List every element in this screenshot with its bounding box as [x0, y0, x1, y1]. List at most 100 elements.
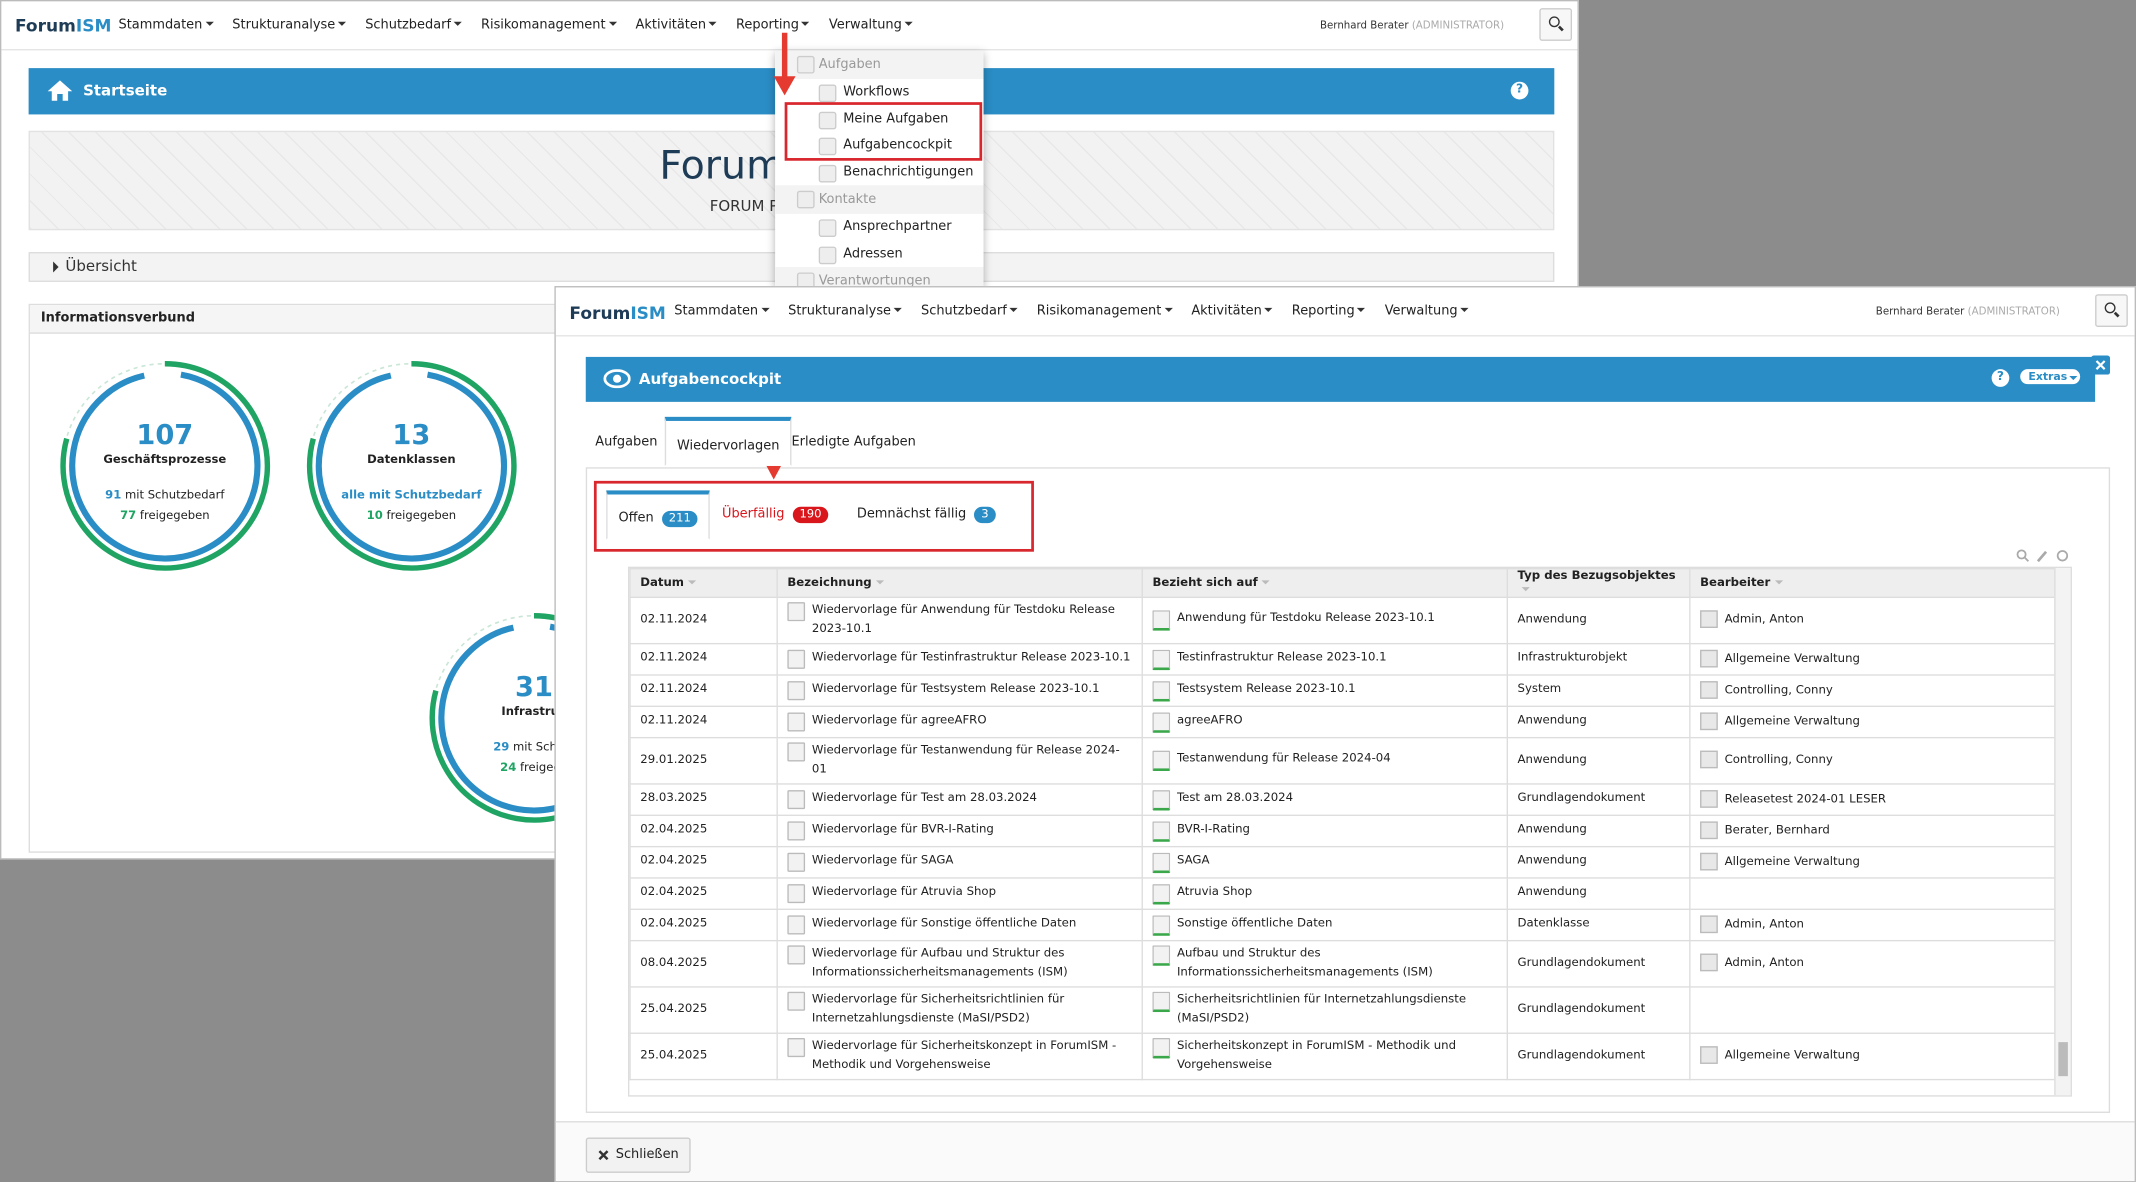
menu-item[interactable]: Ansprechpartner	[775, 214, 983, 241]
table-body: 02.11.2024 Wiedervorlage für Anwendung fü…	[629, 596, 2056, 1081]
extras-button[interactable]: Extras	[2020, 369, 2080, 385]
tab[interactable]: Aufgaben	[595, 434, 658, 450]
table-cell	[1689, 877, 2056, 910]
stat-label: Geschäftsprozesse	[103, 453, 227, 468]
subtab[interactable]: Demnächst fällig 3	[846, 496, 1006, 537]
table-row[interactable]: 02.11.2024 Wiedervorlage für Anwendung fü…	[629, 596, 2056, 645]
cell-text: 25.04.2025	[640, 1002, 708, 1016]
table-cell: Anwendung	[1506, 596, 1691, 645]
table-row[interactable]: 02.11.2024 Wiedervorlage für Testinfrastr…	[629, 642, 2056, 676]
table-row[interactable]: 02.04.2025 Wiedervorlage für Atruvia Shop…	[629, 877, 2056, 910]
footer: Schließen	[555, 1121, 2135, 1182]
menu-item[interactable]: Adressen	[775, 240, 983, 267]
menu-item[interactable]: Workflows	[775, 79, 983, 106]
user-avatar	[1700, 649, 1718, 668]
nav-item[interactable]: Verwaltung	[829, 18, 913, 33]
table-row[interactable]: 08.04.2025 Wiedervorlage für Aufbau und S…	[629, 939, 2056, 988]
user-role: (ADMINISTRATOR)	[1967, 305, 2060, 318]
help-button[interactable]: ?	[1991, 369, 2010, 387]
search-button[interactable]	[2095, 294, 2128, 327]
brand-b: ISM	[630, 302, 666, 323]
scrollbar[interactable]	[2054, 568, 2071, 1096]
cell-text: Grundlagendokument	[1517, 791, 1646, 806]
subtab[interactable]: Überfällig 190	[711, 496, 839, 537]
nav-item[interactable]: Aktivitäten	[636, 18, 717, 33]
nav-item[interactable]: Risikomanagement	[481, 18, 616, 33]
menu-item[interactable]: Meine Aufgaben	[775, 106, 983, 133]
nav-item[interactable]: Strukturanalyse	[788, 304, 902, 319]
subtab[interactable]: Offen 211	[606, 490, 710, 540]
table-cell: 02.11.2024	[629, 705, 778, 739]
cell-text: 02.11.2024	[640, 682, 708, 697]
object-icon	[787, 712, 806, 732]
table-cell: Testanwendung für Release 2024-04	[1141, 736, 1508, 785]
close-icon[interactable]	[2091, 355, 2111, 375]
nav-list: Stammdaten Strukturanalyse Schutzbedarf Ris…	[119, 18, 913, 33]
brand-a: Forum	[569, 302, 631, 323]
column-header[interactable]: Bearbeiter	[1689, 568, 2056, 599]
sort-icon	[1521, 587, 1530, 595]
nav-item[interactable]: Risikomanagement	[1037, 304, 1172, 319]
cell-text: Datenklasse	[1517, 917, 1590, 931]
table-row[interactable]: 02.04.2025 Wiedervorlage für Sonstige öff…	[629, 908, 2056, 942]
table-cell: 02.04.2025	[629, 814, 778, 848]
nav-item[interactable]: Reporting	[1292, 304, 1366, 319]
object-icon	[787, 681, 806, 701]
cell-text: Wiedervorlage für Testsystem Release 202…	[811, 682, 1100, 697]
brand[interactable]: ForumISM	[15, 15, 111, 35]
table-cell: Anwendung	[1506, 845, 1691, 879]
table-row[interactable]: 02.04.2025 Wiedervorlage für SAGA SAGA Anwe…	[629, 845, 2056, 879]
table-cell: SAGA	[1141, 845, 1508, 879]
nav-item[interactable]: Aktivitäten	[1191, 304, 1272, 319]
table-row[interactable]: 28.03.2025 Wiedervorlage für Test am 28.0…	[629, 783, 2056, 816]
nav-item[interactable]: Strukturanalyse	[232, 18, 346, 33]
menu-item[interactable]: Aufgabencockpit	[775, 132, 983, 159]
cell-text: Grundlagendokument	[1517, 955, 1646, 970]
scroll-thumb[interactable]	[2058, 1042, 2068, 1077]
brand[interactable]: ForumISM	[569, 302, 665, 322]
table-cell: Admin, Anton	[1689, 939, 2056, 988]
table-row[interactable]: 25.04.2025 Wiedervorlage für Sicherheitsk…	[629, 1032, 2056, 1081]
eye-icon	[603, 369, 631, 389]
ring-blue	[315, 370, 508, 562]
column-header[interactable]: Datum	[629, 568, 778, 599]
tab[interactable]: Erledigte Aufgaben	[791, 434, 916, 450]
stat-number: 31	[515, 670, 553, 703]
table-cell: Anwendung	[1506, 705, 1691, 739]
nav-item[interactable]: Stammdaten	[674, 304, 769, 319]
table-row[interactable]: 29.01.2025 Wiedervorlage für Testanwendun…	[629, 736, 2056, 785]
table-row[interactable]: 02.11.2024 Wiedervorlage für agreeAFRO agr…	[629, 705, 2056, 739]
table-row[interactable]: 02.11.2024 Wiedervorlage für Testsystem R…	[629, 674, 2056, 708]
nav-item[interactable]: Reporting	[736, 18, 810, 33]
nav-item[interactable]: Schutzbedarf	[365, 18, 462, 33]
tab[interactable]: Wiedervorlagen	[664, 416, 792, 466]
object-icon	[787, 852, 806, 872]
table-cell: 25.04.2025	[629, 986, 778, 1034]
table-viewport: Datum Bezeichnung Bezieht sich auf Typ des …	[627, 566, 2072, 1097]
menu-item[interactable]: Benachrichtigungen	[775, 159, 983, 186]
column-header[interactable]: Bezieht sich auf	[1141, 568, 1508, 599]
menu-icon	[818, 137, 837, 156]
cell-text: Controlling, Conny	[1724, 683, 1833, 698]
search-button[interactable]	[1539, 8, 1573, 41]
table-cell: Grundlagendokument	[1506, 783, 1691, 816]
table-cell	[1689, 986, 2056, 1034]
nav-item[interactable]: Schutzbedarf	[921, 304, 1018, 319]
table-row[interactable]: 02.04.2025 Wiedervorlage für BVR-I-Rating…	[629, 814, 2056, 848]
close-button[interactable]: Schließen	[585, 1137, 691, 1173]
caret	[2068, 375, 2077, 384]
sort-icon	[875, 580, 884, 588]
cell-text: Anwendung	[1517, 752, 1587, 767]
nav-item[interactable]: Verwaltung	[1385, 304, 1469, 319]
table-cell: Wiedervorlage für Sicherheitsrichtlinien…	[776, 986, 1143, 1034]
ring-green	[60, 360, 271, 571]
help-button[interactable]: ?	[1510, 81, 1529, 100]
column-header[interactable]: Typ des Bezugsobjektes	[1506, 568, 1691, 599]
user-menu[interactable]: Bernhard Berater (ADMINISTRATOR)	[1320, 19, 1504, 31]
cell-text: Anwendung	[1517, 885, 1587, 900]
user-menu[interactable]: Bernhard Berater (ADMINISTRATOR)	[1876, 305, 2060, 317]
column-header[interactable]: Bezeichnung	[776, 568, 1143, 599]
nav-item[interactable]: Stammdaten	[119, 18, 214, 33]
table-cell: 02.11.2024	[629, 642, 778, 676]
table-row[interactable]: 25.04.2025 Wiedervorlage für Sicherheitsr…	[629, 986, 2056, 1034]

● ● ● ● ● ● ●

Exercise task:
Show each line in the data above that contains the string "brand".

Expected answer:
brand-b: ISM	[630, 302, 666, 323]
brand-a: Forum	[569, 302, 631, 323]
brand[interactable]: ForumISM	[15, 15, 111, 35]
brand[interactable]: ForumISM	[569, 302, 665, 322]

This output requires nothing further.